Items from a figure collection
▼

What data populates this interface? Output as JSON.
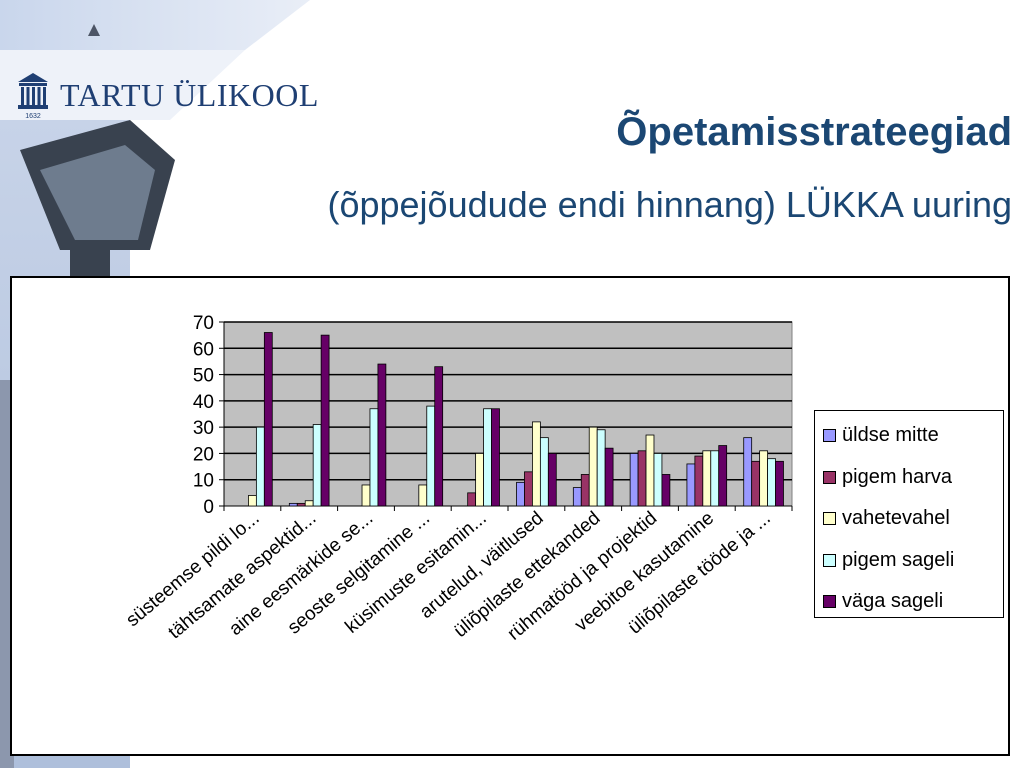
{
  "header": {
    "logo_text": "TARTU ÜLIKOOL",
    "logo_year": "1632",
    "title": "Õpetamisstrateegiad",
    "subtitle": "(õppejõudude endi hinnang) LÜKKA uuring"
  },
  "colors": {
    "title": "#1b4773",
    "plot_background": "#c0c0c0"
  },
  "chart_data": {
    "type": "bar",
    "title": "",
    "xlabel": "",
    "ylabel": "",
    "ylim": [
      0,
      70
    ],
    "yticks": [
      0,
      10,
      20,
      30,
      40,
      50,
      60,
      70
    ],
    "grid": true,
    "legend_position": "right",
    "categories": [
      "süsteemse pildi lo...",
      "tähtsamate aspektid...",
      "aine eesmärkide se...",
      "seoste selgitamine ...",
      "küsimuste esitamin...",
      "arutelud, väitlused",
      "üliõpilaste ettekanded",
      "rühmatööd ja projektid",
      "veebitoe kasutamine",
      "üliõpilaste tööde ja ..."
    ],
    "series": [
      {
        "name": "üldse mitte",
        "color": "#9999ff",
        "values": [
          0,
          1,
          0,
          0,
          0,
          9,
          7,
          20,
          16,
          26
        ]
      },
      {
        "name": "pigem harva",
        "color": "#993366",
        "values": [
          0,
          1,
          0,
          0,
          5,
          13,
          12,
          21,
          19,
          17
        ]
      },
      {
        "name": "vahetevahel",
        "color": "#ffffcc",
        "values": [
          4,
          2,
          8,
          8,
          20,
          32,
          30,
          27,
          21,
          21
        ]
      },
      {
        "name": "pigem sageli",
        "color": "#ccffff",
        "values": [
          30,
          31,
          37,
          38,
          37,
          26,
          29,
          20,
          21,
          18
        ]
      },
      {
        "name": "väga sageli",
        "color": "#660066",
        "values": [
          66,
          65,
          54,
          53,
          37,
          20,
          22,
          12,
          23,
          17
        ]
      }
    ]
  }
}
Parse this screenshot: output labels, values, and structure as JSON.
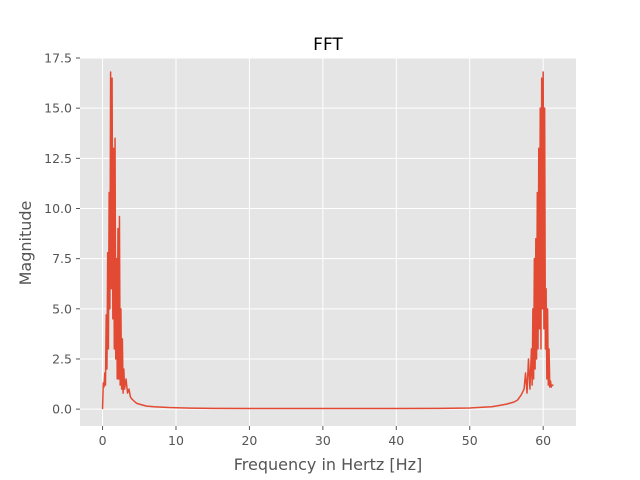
{
  "chart_data": {
    "type": "line",
    "title": "FFT",
    "xlabel": "Frequency in Hertz [Hz]",
    "ylabel": "Magnitude",
    "xlim": [
      -3.07,
      64.47
    ],
    "ylim": [
      -0.84,
      17.5
    ],
    "grid": true,
    "style": "ggplot",
    "xticks": [
      0,
      10,
      20,
      30,
      40,
      50,
      60
    ],
    "xtick_labels": [
      "0",
      "10",
      "20",
      "30",
      "40",
      "50",
      "60"
    ],
    "yticks": [
      0.0,
      2.5,
      5.0,
      7.5,
      10.0,
      12.5,
      15.0,
      17.5
    ],
    "ytick_labels": [
      "0.0",
      "2.5",
      "5.0",
      "7.5",
      "10.0",
      "12.5",
      "15.0",
      "17.5"
    ],
    "colors": {
      "background": "#e5e5e5",
      "grid": "#ffffff",
      "line": "#e24a33",
      "tick": "#555555"
    },
    "series": [
      {
        "x": [
          0.0,
          0.1,
          0.2,
          0.3,
          0.4,
          0.5,
          0.6,
          0.7,
          0.8,
          0.9,
          1.0,
          1.1,
          1.2,
          1.3,
          1.4,
          1.5,
          1.6,
          1.7,
          1.8,
          1.9,
          2.0,
          2.1,
          2.2,
          2.3,
          2.4,
          2.5,
          2.6,
          2.7,
          2.8,
          2.9,
          3.0,
          3.2,
          3.4,
          3.6,
          3.8,
          4.0,
          4.3,
          4.6,
          5.0,
          5.5,
          6.0,
          7.0,
          8.0,
          9.0,
          10.0,
          12.0,
          15.0,
          20.0,
          30.0,
          40.0,
          46.0,
          50.0,
          52.0,
          53.0,
          54.0,
          55.0,
          55.5,
          56.0,
          56.5,
          57.0,
          57.4,
          57.6,
          57.8,
          58.0,
          58.2,
          58.4,
          58.5,
          58.6,
          58.7,
          58.8,
          58.9,
          59.0,
          59.1,
          59.2,
          59.3,
          59.4,
          59.5,
          59.6,
          59.7,
          59.8,
          59.9,
          60.0,
          60.1,
          60.2,
          60.3,
          60.4,
          60.5,
          60.6,
          60.7,
          60.8,
          60.9,
          61.0,
          61.1,
          61.2,
          61.3,
          61.4
        ],
        "y": [
          0.0,
          1.3,
          1.1,
          1.8,
          1.2,
          4.7,
          2.0,
          7.8,
          3.0,
          10.8,
          5.0,
          16.8,
          6.0,
          16.5,
          4.5,
          13.0,
          3.0,
          13.5,
          2.5,
          7.5,
          1.5,
          9.0,
          1.5,
          9.6,
          1.2,
          5.0,
          1.0,
          3.5,
          0.8,
          2.0,
          1.0,
          1.5,
          0.8,
          1.0,
          0.6,
          0.5,
          0.4,
          0.3,
          0.25,
          0.2,
          0.15,
          0.12,
          0.1,
          0.08,
          0.07,
          0.05,
          0.04,
          0.03,
          0.03,
          0.03,
          0.04,
          0.06,
          0.1,
          0.12,
          0.18,
          0.25,
          0.3,
          0.35,
          0.45,
          0.7,
          1.0,
          1.8,
          0.8,
          2.5,
          1.0,
          3.0,
          1.2,
          5.0,
          1.5,
          7.5,
          2.0,
          8.5,
          2.5,
          10.8,
          3.0,
          13.0,
          4.0,
          15.0,
          3.0,
          16.5,
          5.0,
          16.8,
          4.0,
          15.0,
          3.0,
          6.0,
          1.5,
          5.0,
          1.2,
          3.0,
          1.1,
          1.4,
          1.1,
          1.2,
          1.2,
          1.2
        ]
      }
    ]
  }
}
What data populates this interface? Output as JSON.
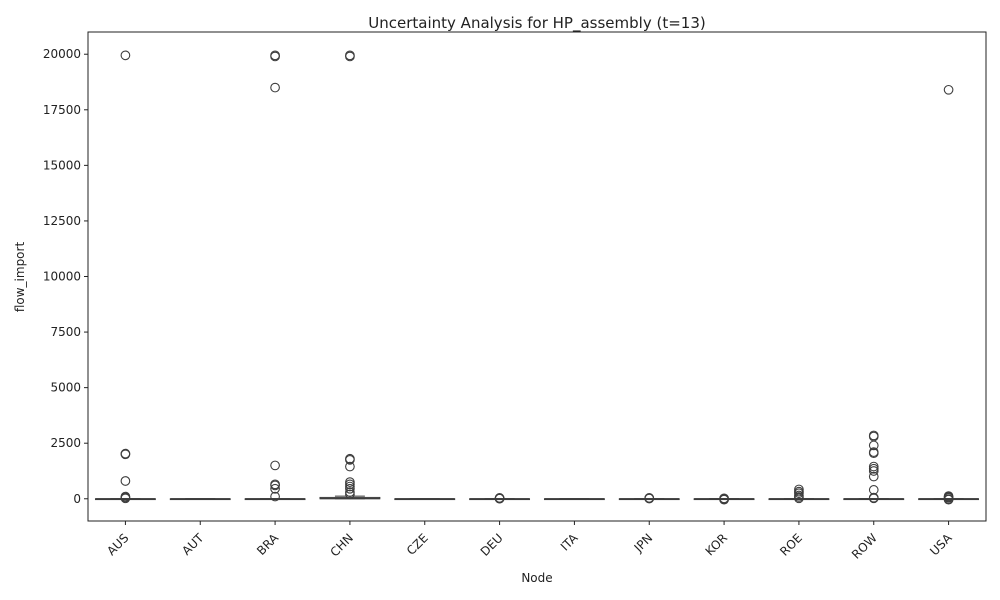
{
  "chart_data": {
    "type": "box",
    "title": "Uncertainty Analysis for HP_assembly (t=13)",
    "xlabel": "Node",
    "ylabel": "flow_import",
    "ylim": [
      -1000,
      21000
    ],
    "yticks": [
      0,
      2500,
      5000,
      7500,
      10000,
      12500,
      15000,
      17500,
      20000
    ],
    "categories": [
      "AUS",
      "AUT",
      "BRA",
      "CHN",
      "CZE",
      "DEU",
      "ITA",
      "JPN",
      "KOR",
      "ROE",
      "ROW",
      "USA"
    ],
    "boxes": [
      {
        "node": "AUS",
        "q1": 0,
        "median": 0,
        "q3": 0,
        "whisker_low": 0,
        "whisker_high": 0,
        "outliers": [
          19950,
          2000,
          2030,
          800,
          100,
          60,
          20
        ]
      },
      {
        "node": "AUT",
        "q1": 0,
        "median": 0,
        "q3": 0,
        "whisker_low": 0,
        "whisker_high": 0,
        "outliers": []
      },
      {
        "node": "BRA",
        "q1": 0,
        "median": 0,
        "q3": 0,
        "whisker_low": 0,
        "whisker_high": 0,
        "outliers": [
          19950,
          19900,
          18500,
          1500,
          650,
          600,
          450,
          100
        ]
      },
      {
        "node": "CHN",
        "q1": 0,
        "median": 10,
        "q3": 60,
        "whisker_low": 0,
        "whisker_high": 120,
        "outliers": [
          19950,
          19900,
          1800,
          1750,
          1450,
          750,
          650,
          550,
          450,
          300,
          200
        ]
      },
      {
        "node": "CZE",
        "q1": 0,
        "median": 0,
        "q3": 0,
        "whisker_low": 0,
        "whisker_high": 0,
        "outliers": []
      },
      {
        "node": "DEU",
        "q1": 0,
        "median": 0,
        "q3": 0,
        "whisker_low": 0,
        "whisker_high": 0,
        "outliers": [
          40,
          20,
          10,
          5
        ]
      },
      {
        "node": "ITA",
        "q1": 0,
        "median": 0,
        "q3": 0,
        "whisker_low": 0,
        "whisker_high": 0,
        "outliers": []
      },
      {
        "node": "JPN",
        "q1": 0,
        "median": 0,
        "q3": 0,
        "whisker_low": 0,
        "whisker_high": 0,
        "outliers": [
          40,
          20,
          10
        ]
      },
      {
        "node": "KOR",
        "q1": 0,
        "median": 0,
        "q3": 0,
        "whisker_low": 0,
        "whisker_high": 0,
        "outliers": [
          20,
          -20,
          -40
        ]
      },
      {
        "node": "ROE",
        "q1": 0,
        "median": 0,
        "q3": 0,
        "whisker_low": 0,
        "whisker_high": 0,
        "outliers": [
          420,
          320,
          250,
          150,
          80,
          20
        ]
      },
      {
        "node": "ROW",
        "q1": 0,
        "median": 0,
        "q3": 0,
        "whisker_low": 0,
        "whisker_high": 0,
        "outliers": [
          2850,
          2800,
          2400,
          2100,
          2050,
          1450,
          1350,
          1250,
          1000,
          400,
          50,
          20
        ]
      },
      {
        "node": "USA",
        "q1": 0,
        "median": 0,
        "q3": 0,
        "whisker_low": 0,
        "whisker_high": 0,
        "outliers": [
          18400,
          120,
          80,
          40,
          -20,
          -40
        ]
      }
    ]
  }
}
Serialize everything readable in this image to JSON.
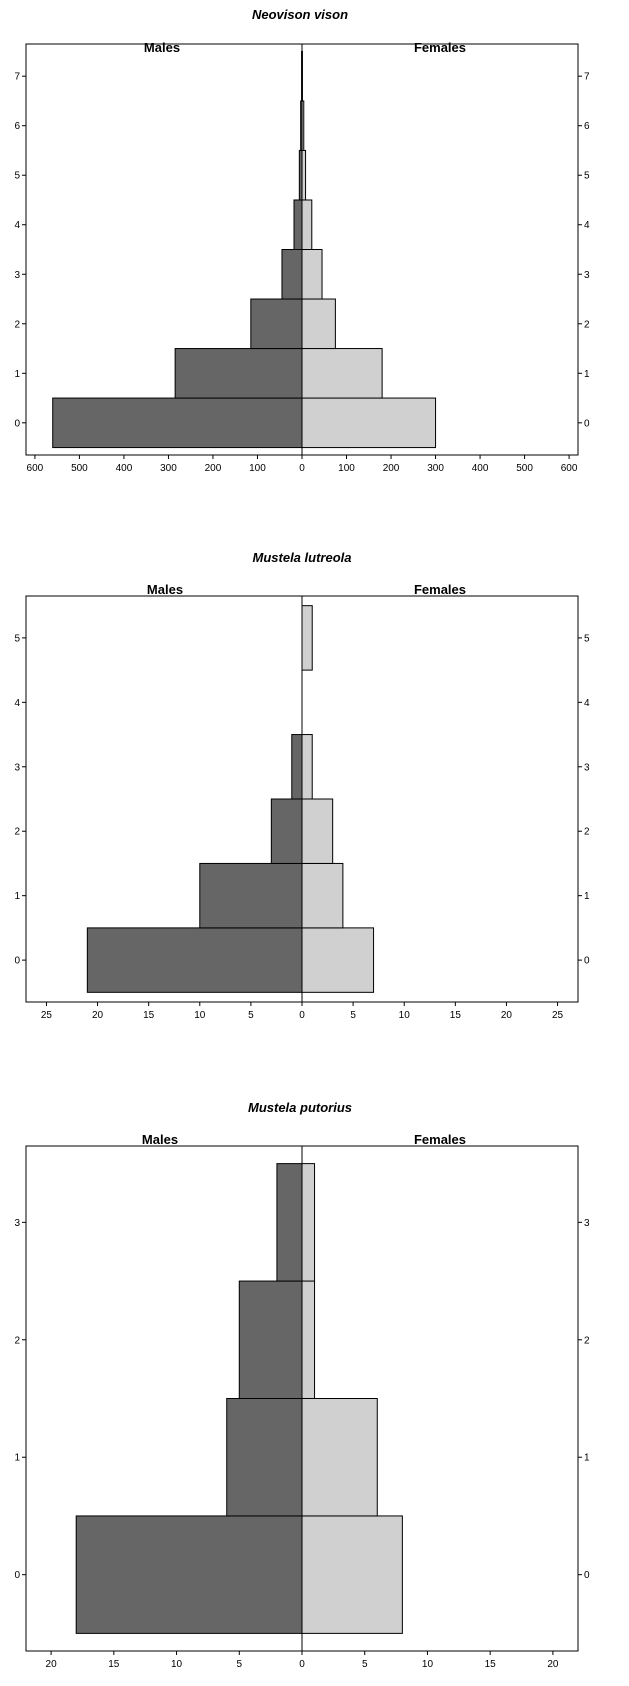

▲

Task requirements: Look through the data and gather every line with the string "ylabel" in it.

The output:
    "ylabel": "",
    "ylabel": "Magnitude",
    "ylabel": "flow_import",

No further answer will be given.